List all lines of the data that include the string "freq".

***

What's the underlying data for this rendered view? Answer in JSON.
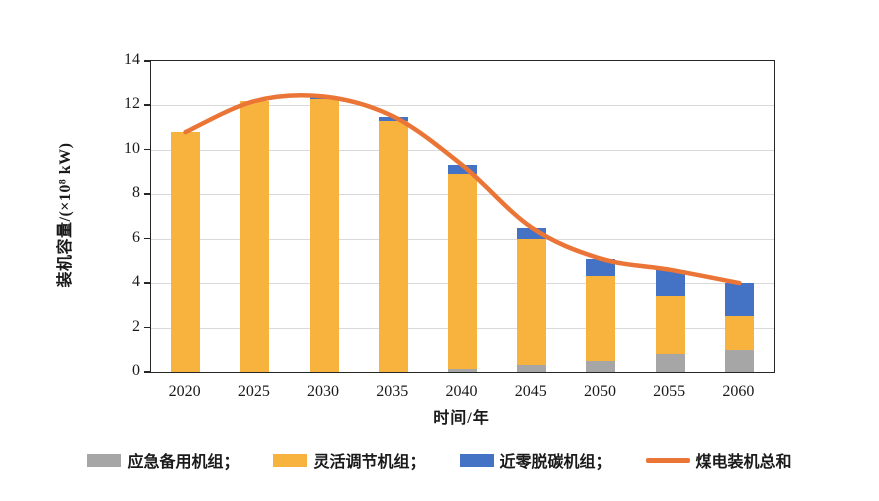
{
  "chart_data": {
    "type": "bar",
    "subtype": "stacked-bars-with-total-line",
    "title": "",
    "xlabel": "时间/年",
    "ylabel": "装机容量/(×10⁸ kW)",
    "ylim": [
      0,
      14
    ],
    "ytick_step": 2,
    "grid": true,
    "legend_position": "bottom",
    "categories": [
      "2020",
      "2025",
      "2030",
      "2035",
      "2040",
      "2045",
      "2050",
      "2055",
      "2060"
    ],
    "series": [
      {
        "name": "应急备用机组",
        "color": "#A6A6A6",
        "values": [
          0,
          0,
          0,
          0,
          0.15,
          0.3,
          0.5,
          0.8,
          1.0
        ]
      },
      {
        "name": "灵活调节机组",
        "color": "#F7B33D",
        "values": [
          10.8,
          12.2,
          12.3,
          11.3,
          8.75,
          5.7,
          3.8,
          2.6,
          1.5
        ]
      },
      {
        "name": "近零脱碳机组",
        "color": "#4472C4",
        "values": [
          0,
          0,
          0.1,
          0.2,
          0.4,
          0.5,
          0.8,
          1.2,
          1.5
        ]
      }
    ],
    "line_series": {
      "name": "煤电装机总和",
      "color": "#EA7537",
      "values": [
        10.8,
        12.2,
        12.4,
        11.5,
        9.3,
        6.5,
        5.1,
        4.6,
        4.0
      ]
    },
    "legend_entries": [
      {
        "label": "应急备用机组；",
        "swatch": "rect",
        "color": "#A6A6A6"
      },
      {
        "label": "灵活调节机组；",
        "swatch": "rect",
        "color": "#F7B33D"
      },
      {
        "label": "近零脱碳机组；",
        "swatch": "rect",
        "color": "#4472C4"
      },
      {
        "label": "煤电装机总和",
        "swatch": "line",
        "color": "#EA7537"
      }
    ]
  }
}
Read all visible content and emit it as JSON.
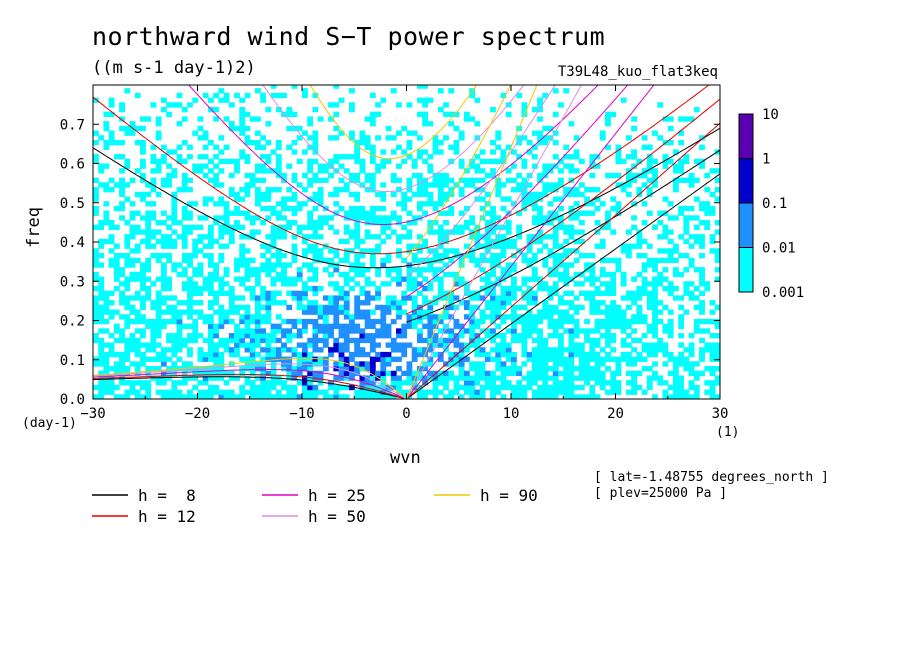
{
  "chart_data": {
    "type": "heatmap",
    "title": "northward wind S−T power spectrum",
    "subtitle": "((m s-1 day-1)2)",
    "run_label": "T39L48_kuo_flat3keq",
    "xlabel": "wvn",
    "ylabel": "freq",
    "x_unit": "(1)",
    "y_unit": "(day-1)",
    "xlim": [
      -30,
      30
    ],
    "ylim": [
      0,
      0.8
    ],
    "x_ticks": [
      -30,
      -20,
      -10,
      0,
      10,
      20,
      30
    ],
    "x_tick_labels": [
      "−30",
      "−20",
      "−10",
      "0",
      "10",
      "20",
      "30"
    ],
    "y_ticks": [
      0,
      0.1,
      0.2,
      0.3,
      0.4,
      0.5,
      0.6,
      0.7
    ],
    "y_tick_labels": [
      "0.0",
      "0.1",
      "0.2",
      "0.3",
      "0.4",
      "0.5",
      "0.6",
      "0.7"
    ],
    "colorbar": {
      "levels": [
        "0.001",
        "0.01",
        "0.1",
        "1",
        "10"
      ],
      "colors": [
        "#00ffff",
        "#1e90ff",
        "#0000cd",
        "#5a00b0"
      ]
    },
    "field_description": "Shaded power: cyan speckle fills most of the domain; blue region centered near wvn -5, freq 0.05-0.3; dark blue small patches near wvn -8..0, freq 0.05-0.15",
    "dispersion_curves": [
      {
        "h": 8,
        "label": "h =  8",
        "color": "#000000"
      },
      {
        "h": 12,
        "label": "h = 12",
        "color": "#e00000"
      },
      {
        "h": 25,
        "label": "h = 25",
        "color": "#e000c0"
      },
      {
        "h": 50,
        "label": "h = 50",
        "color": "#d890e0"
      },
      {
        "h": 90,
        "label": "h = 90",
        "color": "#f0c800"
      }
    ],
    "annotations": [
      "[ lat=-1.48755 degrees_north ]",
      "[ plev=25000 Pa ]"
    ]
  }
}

***

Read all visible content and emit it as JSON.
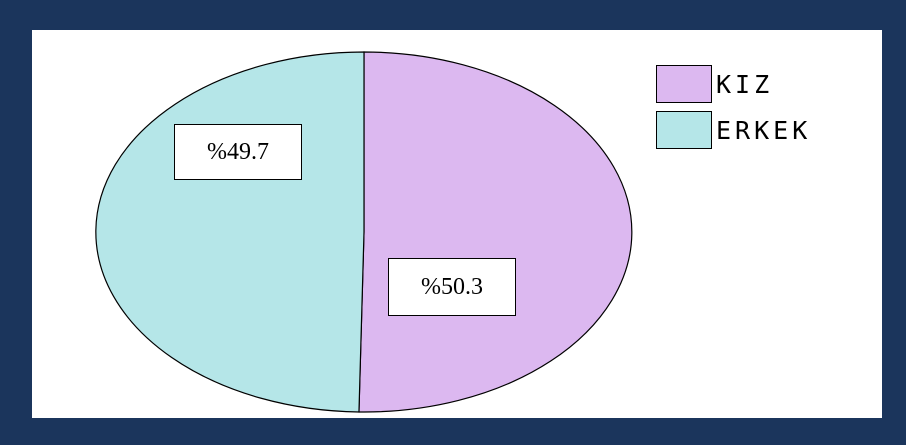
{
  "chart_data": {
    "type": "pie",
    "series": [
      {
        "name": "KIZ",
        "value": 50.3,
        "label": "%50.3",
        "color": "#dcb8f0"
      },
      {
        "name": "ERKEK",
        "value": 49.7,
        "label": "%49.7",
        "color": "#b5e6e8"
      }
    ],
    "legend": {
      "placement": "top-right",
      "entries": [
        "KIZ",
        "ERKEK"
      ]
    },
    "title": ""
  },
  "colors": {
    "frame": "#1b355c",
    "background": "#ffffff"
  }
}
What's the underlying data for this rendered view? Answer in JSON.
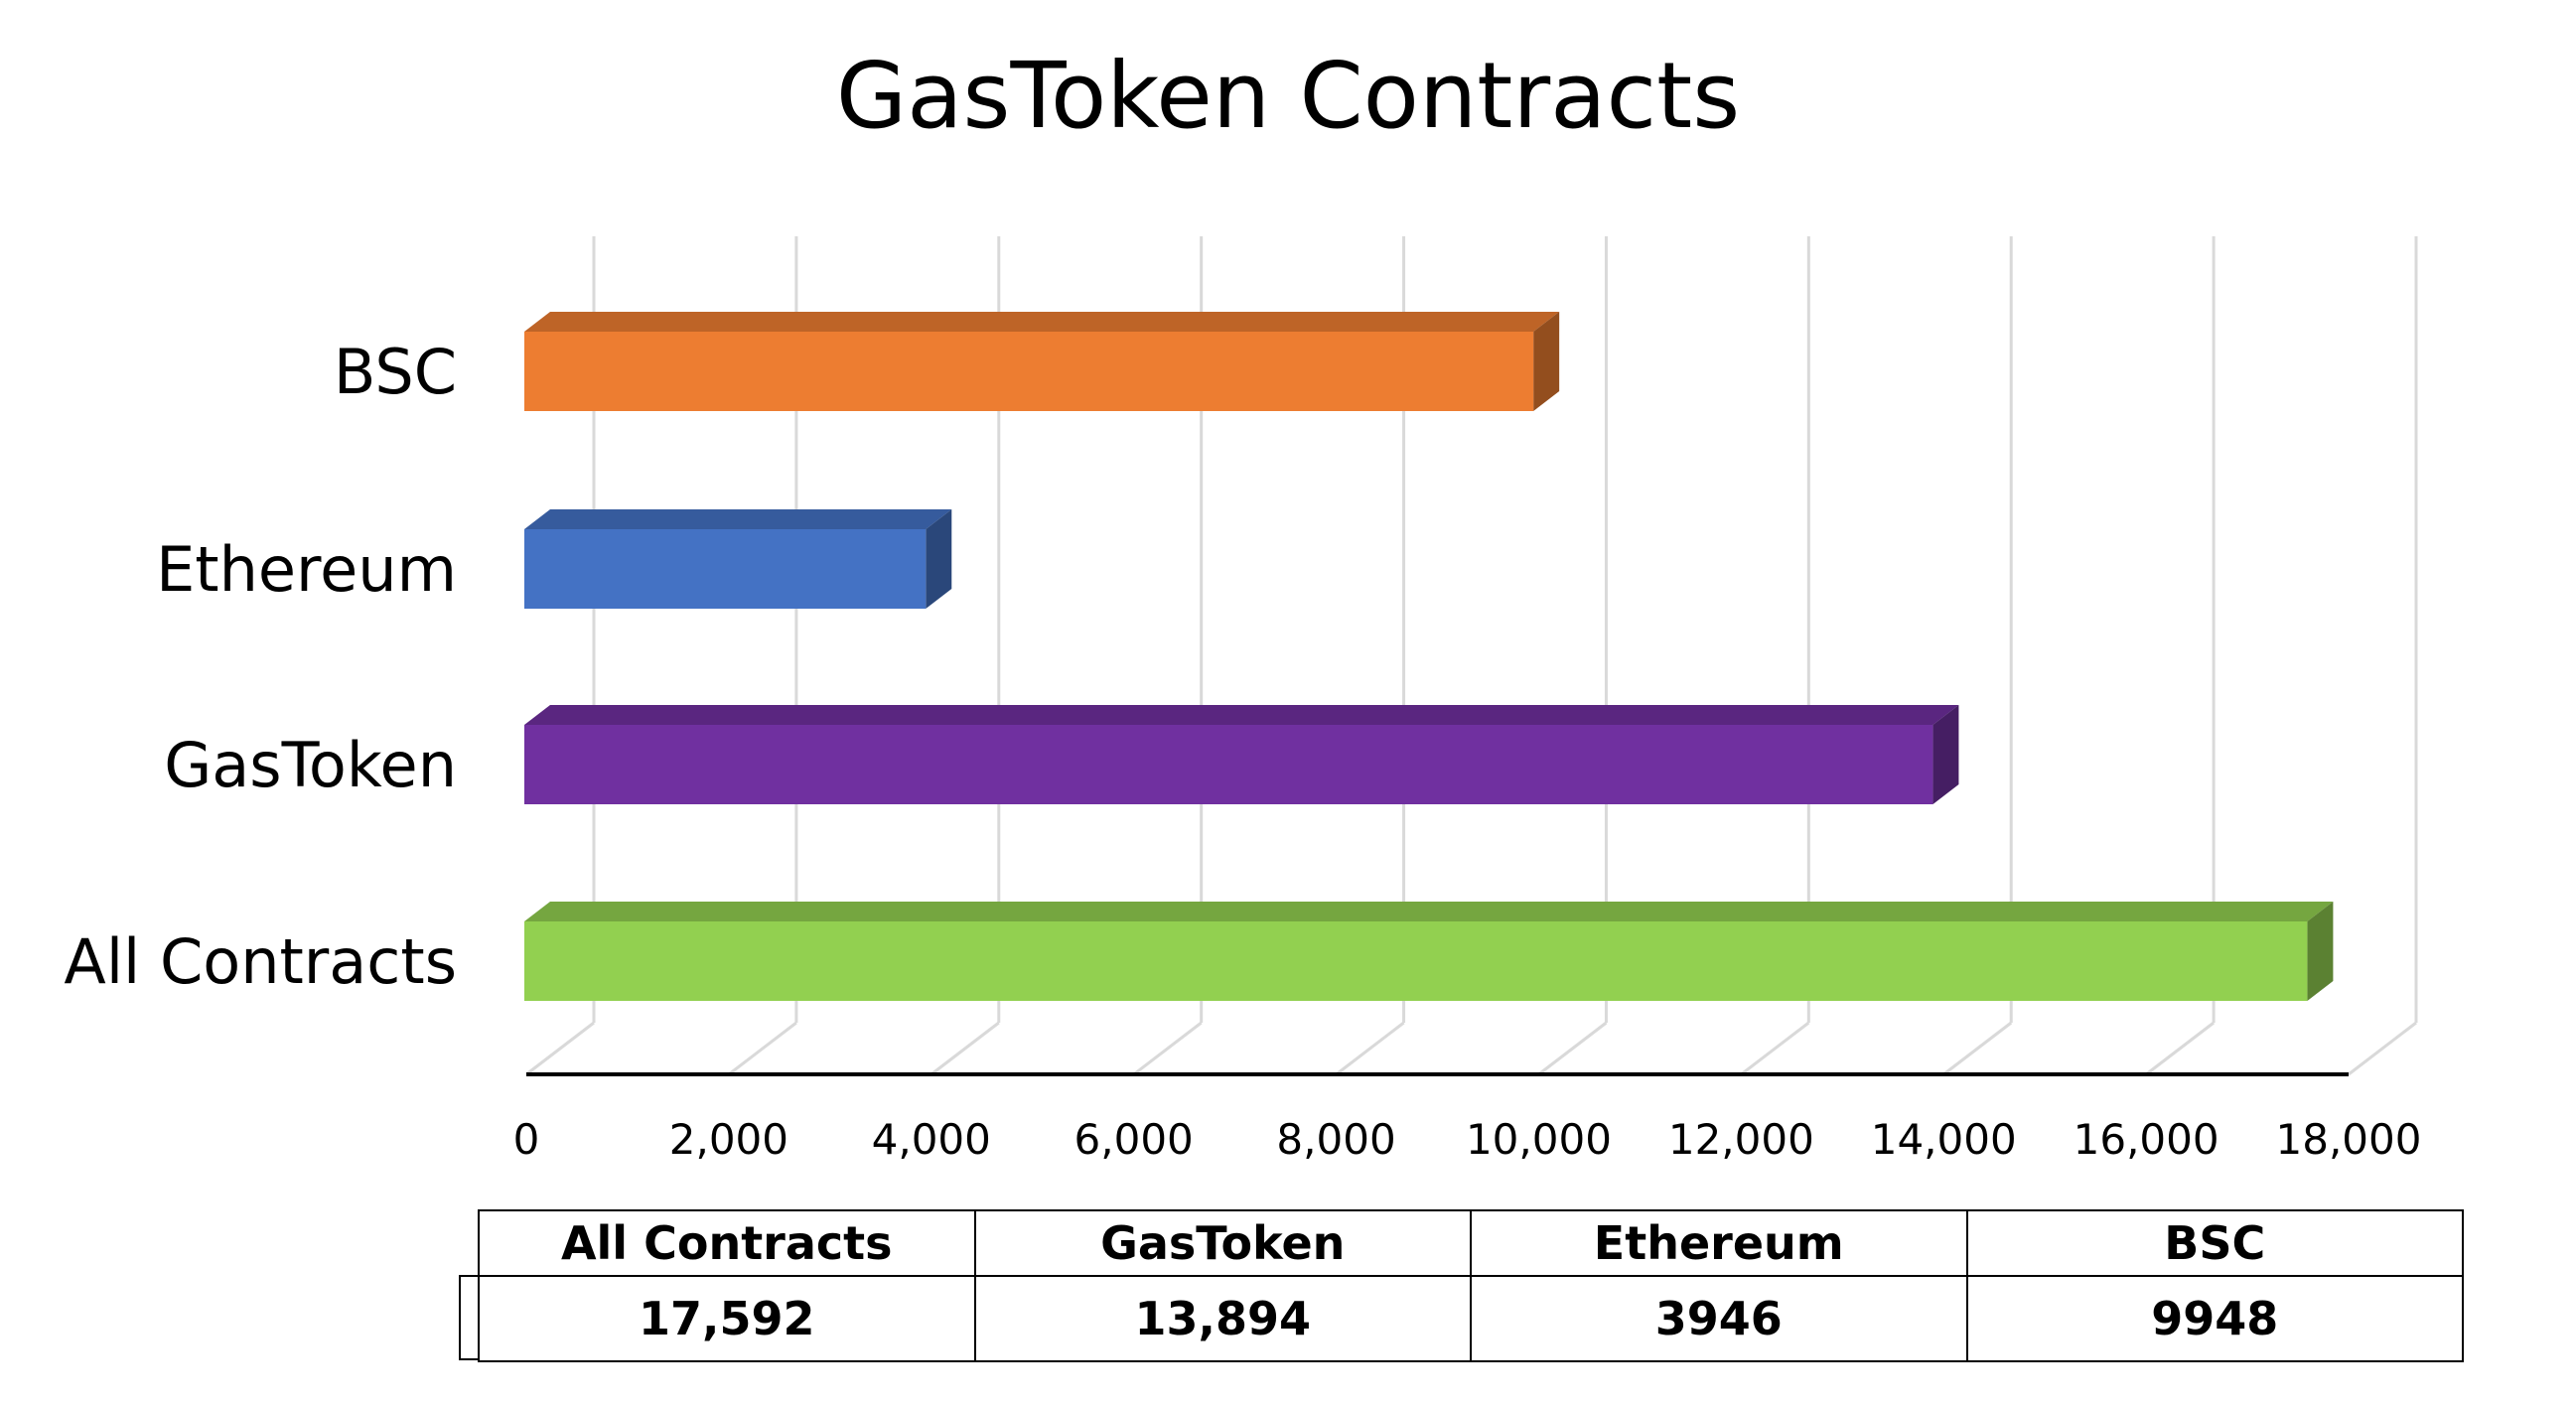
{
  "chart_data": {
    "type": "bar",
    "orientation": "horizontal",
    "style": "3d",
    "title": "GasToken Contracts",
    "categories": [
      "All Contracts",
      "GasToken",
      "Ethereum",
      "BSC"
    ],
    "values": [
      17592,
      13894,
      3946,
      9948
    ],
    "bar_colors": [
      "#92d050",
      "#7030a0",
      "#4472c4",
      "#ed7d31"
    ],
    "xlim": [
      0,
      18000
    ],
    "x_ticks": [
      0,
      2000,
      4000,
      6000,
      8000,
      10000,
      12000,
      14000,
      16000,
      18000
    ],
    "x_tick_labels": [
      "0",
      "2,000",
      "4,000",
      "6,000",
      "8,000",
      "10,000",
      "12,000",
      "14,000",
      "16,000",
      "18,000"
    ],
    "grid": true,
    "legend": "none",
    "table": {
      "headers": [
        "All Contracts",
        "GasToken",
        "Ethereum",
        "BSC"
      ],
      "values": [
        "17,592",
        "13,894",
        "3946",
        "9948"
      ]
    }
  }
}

***

- [Solution to this problem]:
    "ylabel": "freq",
    "field_description": "Shaded power: cyan speckle fills most of the domain; blue region centered near wvn -5, freq 0.05-0.3; dark blue small patches near wvn -8..0, freq 0.05-0.15",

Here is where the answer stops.